> Given task
For each line that holds "chuyển", copy the line out.

************

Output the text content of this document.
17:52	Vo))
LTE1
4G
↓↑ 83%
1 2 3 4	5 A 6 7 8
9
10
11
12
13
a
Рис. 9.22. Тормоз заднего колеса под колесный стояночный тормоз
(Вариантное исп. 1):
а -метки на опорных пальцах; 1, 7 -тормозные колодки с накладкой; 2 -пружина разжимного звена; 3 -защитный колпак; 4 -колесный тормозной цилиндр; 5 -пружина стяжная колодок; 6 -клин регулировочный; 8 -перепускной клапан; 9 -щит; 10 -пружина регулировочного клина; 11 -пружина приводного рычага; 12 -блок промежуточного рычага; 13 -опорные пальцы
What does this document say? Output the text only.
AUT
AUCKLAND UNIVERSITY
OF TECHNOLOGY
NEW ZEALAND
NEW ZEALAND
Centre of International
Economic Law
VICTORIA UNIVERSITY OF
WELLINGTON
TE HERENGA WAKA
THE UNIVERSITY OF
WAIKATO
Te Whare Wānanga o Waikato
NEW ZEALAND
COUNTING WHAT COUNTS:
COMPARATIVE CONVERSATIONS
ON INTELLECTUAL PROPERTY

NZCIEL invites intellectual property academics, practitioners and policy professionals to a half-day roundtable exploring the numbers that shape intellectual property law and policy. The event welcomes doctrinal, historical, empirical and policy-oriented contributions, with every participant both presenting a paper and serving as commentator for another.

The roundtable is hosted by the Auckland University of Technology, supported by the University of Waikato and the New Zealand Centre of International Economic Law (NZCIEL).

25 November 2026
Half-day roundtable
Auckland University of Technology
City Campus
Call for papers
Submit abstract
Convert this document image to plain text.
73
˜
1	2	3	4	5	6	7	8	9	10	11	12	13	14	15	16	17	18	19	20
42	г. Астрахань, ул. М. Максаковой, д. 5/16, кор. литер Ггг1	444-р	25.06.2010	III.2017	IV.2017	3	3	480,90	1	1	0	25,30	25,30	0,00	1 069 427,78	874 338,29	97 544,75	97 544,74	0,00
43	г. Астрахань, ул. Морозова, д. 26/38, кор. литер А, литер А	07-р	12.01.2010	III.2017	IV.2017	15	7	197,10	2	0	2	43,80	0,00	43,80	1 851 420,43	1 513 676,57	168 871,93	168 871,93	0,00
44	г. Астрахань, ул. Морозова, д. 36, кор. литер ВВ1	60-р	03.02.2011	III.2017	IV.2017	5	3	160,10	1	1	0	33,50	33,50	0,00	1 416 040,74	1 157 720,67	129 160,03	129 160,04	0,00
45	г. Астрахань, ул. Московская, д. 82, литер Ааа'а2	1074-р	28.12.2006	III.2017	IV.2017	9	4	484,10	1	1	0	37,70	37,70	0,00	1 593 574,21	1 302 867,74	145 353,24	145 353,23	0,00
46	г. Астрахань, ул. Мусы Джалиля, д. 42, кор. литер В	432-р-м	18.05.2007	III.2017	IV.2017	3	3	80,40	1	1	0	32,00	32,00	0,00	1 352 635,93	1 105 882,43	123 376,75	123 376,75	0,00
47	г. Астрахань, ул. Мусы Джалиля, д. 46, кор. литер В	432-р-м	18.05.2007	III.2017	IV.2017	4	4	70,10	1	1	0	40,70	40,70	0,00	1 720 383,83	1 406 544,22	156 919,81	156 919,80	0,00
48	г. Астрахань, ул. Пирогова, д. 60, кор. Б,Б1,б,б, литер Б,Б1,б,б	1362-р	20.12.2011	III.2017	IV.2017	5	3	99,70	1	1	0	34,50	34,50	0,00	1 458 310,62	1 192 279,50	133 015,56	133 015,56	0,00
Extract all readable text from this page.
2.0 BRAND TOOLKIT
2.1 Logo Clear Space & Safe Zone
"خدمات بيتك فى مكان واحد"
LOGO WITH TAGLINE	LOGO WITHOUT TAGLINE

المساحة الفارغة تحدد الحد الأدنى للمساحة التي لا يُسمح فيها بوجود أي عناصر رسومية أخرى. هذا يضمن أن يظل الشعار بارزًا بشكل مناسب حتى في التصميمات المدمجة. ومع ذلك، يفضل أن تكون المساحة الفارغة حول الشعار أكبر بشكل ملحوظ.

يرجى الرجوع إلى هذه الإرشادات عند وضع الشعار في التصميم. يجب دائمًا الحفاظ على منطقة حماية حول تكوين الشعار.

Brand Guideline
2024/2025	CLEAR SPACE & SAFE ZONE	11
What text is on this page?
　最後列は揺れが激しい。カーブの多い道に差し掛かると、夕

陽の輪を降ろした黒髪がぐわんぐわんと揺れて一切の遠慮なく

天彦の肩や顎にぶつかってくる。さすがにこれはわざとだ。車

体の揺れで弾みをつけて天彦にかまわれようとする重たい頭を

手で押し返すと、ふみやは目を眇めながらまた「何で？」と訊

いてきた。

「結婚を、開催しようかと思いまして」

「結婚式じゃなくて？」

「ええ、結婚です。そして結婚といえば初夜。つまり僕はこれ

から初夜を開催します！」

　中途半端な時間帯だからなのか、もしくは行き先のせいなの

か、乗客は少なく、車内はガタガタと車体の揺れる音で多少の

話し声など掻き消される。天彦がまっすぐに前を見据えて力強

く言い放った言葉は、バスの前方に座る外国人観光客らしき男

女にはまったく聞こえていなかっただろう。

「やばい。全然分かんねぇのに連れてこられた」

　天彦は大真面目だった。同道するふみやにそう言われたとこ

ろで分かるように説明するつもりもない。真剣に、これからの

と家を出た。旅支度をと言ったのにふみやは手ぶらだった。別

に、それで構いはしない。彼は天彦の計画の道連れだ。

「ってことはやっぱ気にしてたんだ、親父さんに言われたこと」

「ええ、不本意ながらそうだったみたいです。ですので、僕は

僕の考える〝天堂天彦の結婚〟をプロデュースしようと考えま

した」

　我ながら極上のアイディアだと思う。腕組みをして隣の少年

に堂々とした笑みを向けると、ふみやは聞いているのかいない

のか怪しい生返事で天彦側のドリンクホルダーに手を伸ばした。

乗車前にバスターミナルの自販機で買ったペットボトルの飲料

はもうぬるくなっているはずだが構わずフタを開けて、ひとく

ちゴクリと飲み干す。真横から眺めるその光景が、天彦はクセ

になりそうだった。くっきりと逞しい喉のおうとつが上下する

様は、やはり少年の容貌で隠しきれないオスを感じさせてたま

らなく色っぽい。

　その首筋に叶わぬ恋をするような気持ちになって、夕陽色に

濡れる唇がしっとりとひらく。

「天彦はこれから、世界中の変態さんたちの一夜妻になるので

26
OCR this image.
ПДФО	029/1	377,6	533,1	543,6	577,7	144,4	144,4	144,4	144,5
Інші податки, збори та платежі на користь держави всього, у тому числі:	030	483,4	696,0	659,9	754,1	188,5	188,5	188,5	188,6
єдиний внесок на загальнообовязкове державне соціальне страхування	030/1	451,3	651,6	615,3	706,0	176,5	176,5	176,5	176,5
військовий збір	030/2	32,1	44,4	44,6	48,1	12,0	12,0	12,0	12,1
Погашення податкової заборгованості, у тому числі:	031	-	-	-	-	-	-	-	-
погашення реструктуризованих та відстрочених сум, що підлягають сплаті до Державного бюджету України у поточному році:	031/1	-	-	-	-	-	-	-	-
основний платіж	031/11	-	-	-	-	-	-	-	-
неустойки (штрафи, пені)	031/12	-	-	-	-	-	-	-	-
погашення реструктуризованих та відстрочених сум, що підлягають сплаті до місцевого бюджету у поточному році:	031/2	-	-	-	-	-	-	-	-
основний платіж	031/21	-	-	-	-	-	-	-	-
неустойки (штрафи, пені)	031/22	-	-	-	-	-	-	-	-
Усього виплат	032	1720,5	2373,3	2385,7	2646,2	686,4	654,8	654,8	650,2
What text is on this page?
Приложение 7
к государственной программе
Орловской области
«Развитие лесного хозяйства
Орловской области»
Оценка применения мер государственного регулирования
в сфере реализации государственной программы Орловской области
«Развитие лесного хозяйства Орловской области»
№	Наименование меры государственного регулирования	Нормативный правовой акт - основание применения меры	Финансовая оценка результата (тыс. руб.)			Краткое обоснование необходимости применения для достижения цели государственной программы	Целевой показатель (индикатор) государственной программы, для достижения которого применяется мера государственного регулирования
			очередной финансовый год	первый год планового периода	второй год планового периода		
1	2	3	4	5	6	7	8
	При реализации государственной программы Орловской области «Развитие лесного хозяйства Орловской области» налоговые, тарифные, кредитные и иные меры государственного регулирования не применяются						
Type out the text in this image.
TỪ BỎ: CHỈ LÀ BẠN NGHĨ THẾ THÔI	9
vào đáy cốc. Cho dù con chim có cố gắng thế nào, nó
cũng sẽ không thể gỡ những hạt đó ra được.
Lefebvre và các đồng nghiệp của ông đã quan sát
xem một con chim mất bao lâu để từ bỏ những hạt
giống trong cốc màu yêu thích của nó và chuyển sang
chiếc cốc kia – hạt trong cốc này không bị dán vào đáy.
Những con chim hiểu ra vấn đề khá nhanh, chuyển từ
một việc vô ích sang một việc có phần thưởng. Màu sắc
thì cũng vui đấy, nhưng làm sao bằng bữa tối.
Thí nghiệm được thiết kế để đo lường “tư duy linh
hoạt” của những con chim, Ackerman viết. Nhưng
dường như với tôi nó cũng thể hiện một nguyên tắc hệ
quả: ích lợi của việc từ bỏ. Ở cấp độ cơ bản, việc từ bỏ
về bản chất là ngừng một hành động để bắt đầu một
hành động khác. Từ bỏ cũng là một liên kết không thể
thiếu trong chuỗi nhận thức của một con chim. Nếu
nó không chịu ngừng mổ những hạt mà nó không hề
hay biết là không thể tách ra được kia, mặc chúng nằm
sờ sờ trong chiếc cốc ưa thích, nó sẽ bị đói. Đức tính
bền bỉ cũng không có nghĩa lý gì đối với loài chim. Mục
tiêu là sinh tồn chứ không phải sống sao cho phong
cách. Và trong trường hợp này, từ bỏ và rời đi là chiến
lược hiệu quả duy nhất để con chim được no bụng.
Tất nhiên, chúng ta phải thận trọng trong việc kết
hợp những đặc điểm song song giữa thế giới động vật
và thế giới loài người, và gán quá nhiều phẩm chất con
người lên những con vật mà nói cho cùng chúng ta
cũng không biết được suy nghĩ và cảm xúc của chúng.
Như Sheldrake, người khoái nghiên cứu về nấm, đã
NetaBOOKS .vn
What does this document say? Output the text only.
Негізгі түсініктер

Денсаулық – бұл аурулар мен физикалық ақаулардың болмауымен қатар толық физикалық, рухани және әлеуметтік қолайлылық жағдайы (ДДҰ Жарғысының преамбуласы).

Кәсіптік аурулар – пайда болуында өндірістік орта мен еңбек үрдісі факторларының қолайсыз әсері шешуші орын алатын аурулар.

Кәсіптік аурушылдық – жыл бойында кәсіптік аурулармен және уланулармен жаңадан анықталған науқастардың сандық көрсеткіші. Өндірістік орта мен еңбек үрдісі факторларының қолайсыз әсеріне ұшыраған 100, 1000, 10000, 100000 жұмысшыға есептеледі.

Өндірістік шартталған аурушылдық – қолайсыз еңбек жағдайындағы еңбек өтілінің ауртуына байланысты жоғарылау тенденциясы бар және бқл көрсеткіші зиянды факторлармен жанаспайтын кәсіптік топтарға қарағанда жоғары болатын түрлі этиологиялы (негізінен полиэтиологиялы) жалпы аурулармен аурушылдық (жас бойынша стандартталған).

************

> Result for this task
giống trong cốc màu yêu thích của nó và chuyển sang
Những con chim hiểu ra vấn đề khá nhanh, chuyển từ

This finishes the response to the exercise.